> **The request**
Show every line in the entries below where the word "Acid" appears.

(Extracted records)
- - - - - - -
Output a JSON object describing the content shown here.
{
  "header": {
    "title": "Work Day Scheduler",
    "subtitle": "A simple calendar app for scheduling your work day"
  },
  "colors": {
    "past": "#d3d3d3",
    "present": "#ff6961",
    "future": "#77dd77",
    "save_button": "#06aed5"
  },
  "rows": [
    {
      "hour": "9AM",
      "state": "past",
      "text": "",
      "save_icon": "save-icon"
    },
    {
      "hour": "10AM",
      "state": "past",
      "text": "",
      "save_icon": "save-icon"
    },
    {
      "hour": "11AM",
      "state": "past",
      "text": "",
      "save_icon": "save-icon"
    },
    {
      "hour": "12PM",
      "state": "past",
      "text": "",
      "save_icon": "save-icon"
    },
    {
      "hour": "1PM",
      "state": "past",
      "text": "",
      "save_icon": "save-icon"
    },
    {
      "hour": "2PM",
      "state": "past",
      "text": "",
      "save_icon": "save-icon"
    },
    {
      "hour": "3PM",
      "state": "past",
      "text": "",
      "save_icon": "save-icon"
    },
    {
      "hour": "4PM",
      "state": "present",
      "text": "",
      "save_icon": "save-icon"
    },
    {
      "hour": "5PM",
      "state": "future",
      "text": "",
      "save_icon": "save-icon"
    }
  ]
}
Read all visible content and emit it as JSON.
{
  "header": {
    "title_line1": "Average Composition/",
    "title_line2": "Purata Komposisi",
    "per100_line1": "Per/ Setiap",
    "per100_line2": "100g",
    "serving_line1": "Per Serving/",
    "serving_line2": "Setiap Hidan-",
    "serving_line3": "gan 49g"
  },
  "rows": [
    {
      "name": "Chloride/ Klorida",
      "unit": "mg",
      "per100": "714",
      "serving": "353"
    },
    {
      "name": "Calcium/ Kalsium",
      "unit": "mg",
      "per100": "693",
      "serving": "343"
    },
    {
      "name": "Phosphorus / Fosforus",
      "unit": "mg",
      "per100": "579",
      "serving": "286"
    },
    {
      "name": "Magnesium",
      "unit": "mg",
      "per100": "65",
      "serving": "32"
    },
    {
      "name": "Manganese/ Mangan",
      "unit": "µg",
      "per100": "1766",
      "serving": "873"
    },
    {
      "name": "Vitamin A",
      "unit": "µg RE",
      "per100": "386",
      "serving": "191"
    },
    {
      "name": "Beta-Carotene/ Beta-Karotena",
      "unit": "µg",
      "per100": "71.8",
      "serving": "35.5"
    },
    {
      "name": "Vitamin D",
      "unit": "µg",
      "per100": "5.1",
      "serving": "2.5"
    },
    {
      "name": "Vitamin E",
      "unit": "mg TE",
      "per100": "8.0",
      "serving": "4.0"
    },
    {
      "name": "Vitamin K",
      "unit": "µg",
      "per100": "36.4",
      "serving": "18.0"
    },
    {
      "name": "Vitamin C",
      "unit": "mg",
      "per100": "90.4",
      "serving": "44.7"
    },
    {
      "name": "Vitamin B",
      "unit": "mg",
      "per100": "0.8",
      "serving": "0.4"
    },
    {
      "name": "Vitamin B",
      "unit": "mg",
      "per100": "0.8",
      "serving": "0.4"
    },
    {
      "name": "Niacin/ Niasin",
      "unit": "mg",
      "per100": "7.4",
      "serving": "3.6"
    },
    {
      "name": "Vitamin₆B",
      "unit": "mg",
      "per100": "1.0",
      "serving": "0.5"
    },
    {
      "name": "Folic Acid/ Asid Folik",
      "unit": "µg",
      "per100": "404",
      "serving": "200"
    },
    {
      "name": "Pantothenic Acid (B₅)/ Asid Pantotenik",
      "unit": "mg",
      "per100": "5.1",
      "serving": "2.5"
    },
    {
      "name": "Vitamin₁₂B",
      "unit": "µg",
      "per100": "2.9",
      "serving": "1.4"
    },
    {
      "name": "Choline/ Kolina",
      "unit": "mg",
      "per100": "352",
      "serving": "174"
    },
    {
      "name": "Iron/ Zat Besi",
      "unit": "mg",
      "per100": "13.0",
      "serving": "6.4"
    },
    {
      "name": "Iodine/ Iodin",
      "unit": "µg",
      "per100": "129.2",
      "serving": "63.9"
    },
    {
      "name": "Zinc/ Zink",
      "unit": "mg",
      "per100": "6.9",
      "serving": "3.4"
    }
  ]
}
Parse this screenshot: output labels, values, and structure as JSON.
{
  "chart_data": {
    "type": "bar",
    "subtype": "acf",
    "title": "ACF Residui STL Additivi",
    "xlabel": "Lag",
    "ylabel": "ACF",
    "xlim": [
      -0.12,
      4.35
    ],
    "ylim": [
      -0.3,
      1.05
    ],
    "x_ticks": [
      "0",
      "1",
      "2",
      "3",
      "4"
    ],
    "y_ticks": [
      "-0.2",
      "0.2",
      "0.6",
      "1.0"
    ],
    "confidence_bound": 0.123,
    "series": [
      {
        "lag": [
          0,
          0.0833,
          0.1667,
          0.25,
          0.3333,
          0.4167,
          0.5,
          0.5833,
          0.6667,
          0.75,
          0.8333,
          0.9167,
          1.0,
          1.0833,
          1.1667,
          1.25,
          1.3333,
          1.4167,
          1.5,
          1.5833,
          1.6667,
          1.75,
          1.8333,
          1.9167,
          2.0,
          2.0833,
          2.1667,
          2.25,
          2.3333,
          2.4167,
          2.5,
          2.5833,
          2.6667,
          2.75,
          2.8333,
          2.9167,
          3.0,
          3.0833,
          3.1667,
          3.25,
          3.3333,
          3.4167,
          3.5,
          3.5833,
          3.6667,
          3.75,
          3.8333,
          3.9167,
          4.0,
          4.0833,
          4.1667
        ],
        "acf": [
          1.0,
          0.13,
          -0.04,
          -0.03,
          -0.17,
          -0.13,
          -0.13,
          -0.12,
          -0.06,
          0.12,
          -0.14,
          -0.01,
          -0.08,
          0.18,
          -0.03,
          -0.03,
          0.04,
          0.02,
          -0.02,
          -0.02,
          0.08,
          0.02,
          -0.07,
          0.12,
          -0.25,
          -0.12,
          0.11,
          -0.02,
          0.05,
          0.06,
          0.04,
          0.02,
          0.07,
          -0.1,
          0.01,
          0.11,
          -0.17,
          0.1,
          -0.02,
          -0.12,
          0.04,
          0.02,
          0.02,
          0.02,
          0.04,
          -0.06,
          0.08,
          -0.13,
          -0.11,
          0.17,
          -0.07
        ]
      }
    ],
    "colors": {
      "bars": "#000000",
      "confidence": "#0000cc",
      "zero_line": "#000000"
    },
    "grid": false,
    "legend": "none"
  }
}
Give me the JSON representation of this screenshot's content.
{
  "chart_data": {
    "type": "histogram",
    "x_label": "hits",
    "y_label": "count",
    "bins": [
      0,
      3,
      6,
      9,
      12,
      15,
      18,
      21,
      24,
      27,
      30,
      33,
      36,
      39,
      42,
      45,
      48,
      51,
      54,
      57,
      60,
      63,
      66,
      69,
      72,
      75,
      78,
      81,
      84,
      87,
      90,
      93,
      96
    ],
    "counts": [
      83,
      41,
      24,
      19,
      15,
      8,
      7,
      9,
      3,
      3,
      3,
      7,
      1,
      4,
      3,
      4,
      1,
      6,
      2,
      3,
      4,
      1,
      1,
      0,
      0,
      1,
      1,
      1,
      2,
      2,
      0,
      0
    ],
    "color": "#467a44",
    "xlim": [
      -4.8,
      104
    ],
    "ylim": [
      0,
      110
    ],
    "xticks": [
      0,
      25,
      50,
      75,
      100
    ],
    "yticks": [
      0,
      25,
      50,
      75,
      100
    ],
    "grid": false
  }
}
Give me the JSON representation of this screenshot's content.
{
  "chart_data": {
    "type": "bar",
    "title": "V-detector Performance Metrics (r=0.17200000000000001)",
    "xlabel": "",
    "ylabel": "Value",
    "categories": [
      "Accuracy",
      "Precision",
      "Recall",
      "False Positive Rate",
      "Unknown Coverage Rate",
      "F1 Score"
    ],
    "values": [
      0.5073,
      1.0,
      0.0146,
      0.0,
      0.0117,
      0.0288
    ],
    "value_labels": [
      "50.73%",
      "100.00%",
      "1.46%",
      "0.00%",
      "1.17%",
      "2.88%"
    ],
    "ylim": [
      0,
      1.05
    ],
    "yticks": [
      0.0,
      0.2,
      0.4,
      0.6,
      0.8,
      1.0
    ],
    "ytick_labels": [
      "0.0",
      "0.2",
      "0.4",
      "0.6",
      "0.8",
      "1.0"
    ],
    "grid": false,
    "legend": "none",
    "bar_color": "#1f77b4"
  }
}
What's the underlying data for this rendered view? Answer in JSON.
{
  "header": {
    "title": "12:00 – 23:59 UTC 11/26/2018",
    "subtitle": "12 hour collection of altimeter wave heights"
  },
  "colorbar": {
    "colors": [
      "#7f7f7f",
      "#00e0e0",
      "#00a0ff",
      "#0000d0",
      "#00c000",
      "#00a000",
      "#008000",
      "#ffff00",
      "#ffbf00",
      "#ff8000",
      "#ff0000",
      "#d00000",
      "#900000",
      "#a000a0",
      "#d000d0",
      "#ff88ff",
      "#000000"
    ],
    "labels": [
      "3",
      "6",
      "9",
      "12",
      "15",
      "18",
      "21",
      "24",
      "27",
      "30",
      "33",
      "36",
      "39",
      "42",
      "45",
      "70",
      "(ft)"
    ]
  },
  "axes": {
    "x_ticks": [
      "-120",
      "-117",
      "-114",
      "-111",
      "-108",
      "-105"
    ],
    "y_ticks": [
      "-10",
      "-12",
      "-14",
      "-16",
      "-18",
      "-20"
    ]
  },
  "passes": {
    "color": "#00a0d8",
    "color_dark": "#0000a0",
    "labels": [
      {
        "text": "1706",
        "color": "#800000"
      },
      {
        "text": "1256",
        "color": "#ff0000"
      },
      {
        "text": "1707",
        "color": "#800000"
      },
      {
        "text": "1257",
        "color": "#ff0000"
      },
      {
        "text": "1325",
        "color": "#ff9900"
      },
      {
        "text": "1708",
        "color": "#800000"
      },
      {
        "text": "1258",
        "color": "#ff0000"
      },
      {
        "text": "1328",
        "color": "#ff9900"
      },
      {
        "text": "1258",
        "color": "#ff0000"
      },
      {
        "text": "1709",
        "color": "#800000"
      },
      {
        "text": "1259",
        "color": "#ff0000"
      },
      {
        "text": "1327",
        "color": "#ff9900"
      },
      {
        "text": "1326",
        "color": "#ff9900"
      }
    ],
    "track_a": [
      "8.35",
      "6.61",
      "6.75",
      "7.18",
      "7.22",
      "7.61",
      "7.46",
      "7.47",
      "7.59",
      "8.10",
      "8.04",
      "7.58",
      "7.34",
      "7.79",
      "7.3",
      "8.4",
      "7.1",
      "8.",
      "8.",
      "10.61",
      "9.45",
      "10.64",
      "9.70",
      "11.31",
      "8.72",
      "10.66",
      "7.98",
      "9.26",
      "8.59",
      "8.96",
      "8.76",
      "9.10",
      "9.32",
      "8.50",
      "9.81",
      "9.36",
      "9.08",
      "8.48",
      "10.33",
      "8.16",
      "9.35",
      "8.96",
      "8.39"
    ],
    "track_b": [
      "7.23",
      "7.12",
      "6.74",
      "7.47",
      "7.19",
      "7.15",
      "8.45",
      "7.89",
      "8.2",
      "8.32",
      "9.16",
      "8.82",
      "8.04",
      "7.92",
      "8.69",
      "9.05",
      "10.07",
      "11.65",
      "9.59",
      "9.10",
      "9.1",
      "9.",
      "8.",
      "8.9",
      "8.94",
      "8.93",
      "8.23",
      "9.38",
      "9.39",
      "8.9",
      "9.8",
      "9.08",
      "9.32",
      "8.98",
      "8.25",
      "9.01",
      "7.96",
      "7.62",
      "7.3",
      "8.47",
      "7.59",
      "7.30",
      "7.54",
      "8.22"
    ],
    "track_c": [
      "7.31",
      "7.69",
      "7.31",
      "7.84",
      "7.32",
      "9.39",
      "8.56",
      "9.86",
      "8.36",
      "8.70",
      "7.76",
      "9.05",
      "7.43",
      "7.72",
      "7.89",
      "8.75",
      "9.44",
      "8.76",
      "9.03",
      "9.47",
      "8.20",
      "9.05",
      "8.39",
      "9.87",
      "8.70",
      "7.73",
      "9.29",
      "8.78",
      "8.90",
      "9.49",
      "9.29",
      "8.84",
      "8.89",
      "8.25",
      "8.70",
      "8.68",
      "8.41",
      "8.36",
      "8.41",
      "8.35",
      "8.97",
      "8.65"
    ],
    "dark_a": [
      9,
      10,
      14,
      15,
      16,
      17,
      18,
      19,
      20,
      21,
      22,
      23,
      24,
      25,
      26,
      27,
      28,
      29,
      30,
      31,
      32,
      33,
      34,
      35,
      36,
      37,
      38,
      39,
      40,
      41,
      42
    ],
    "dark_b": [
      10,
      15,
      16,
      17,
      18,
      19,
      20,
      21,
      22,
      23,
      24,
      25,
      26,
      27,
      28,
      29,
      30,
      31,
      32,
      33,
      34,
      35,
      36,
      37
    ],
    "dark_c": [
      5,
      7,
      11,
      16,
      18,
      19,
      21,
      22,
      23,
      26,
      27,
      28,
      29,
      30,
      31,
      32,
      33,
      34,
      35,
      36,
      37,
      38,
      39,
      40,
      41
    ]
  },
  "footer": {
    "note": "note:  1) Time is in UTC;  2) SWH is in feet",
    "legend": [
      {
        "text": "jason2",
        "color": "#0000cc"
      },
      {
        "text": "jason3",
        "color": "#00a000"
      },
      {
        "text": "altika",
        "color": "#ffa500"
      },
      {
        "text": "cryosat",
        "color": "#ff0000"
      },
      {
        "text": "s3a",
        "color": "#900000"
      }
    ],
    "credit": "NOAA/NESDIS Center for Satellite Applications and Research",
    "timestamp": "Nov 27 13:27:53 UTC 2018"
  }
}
- - - - - - -
> **Task solution**
      "name": "Folic Acid/ Asid Folik",
      "name": "Pantothenic Acid (B₅)/ Asid Pantotenik",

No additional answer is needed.